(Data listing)
--- begin ---
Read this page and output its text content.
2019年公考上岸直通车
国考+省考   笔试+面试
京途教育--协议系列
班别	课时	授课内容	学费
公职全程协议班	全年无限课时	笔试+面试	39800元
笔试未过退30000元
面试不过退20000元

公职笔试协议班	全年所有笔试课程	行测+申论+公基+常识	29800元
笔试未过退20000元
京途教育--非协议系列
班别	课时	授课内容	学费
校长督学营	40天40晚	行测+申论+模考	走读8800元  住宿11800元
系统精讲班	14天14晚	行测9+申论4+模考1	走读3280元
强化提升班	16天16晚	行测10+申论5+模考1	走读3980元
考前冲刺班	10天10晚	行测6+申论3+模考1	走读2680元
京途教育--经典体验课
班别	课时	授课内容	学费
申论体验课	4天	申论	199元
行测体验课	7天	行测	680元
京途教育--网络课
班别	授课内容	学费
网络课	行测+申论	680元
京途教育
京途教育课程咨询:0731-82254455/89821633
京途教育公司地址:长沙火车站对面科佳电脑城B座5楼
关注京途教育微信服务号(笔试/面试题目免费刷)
--- end ---
* WHAT THE EXERCISE ASKS:
Restate the whole listing exactly.

* EXERCISE OUTPUT:
Read this page and output its text content.
2019年公考上岸直通车
国考+省考   笔试+面试
京途教育--协议系列
班别	课时	授课内容	学费
公职全程协议班	全年无限课时	笔试+面试	39800元
笔试未过退30000元
面试不过退20000元

公职笔试协议班	全年所有笔试课程	行测+申论+公基+常识	29800元
笔试未过退20000元
京途教育--非协议系列
班别	课时	授课内容	学费
校长督学营	40天40晚	行测+申论+模考	走读8800元  住宿11800元
系统精讲班	14天14晚	行测9+申论4+模考1	走读3280元
强化提升班	16天16晚	行测10+申论5+模考1	走读3980元
考前冲刺班	10天10晚	行测6+申论3+模考1	走读2680元
京途教育--经典体验课
班别	课时	授课内容	学费
申论体验课	4天	申论	199元
行测体验课	7天	行测	680元
京途教育--网络课
班别	授课内容	学费
网络课	行测+申论	680元
京途教育
京途教育课程咨询:0731-82254455/89821633
京途教育公司地址:长沙火车站对面科佳电脑城B座5楼
关注京途教育微信服务号(笔试/面试题目免费刷)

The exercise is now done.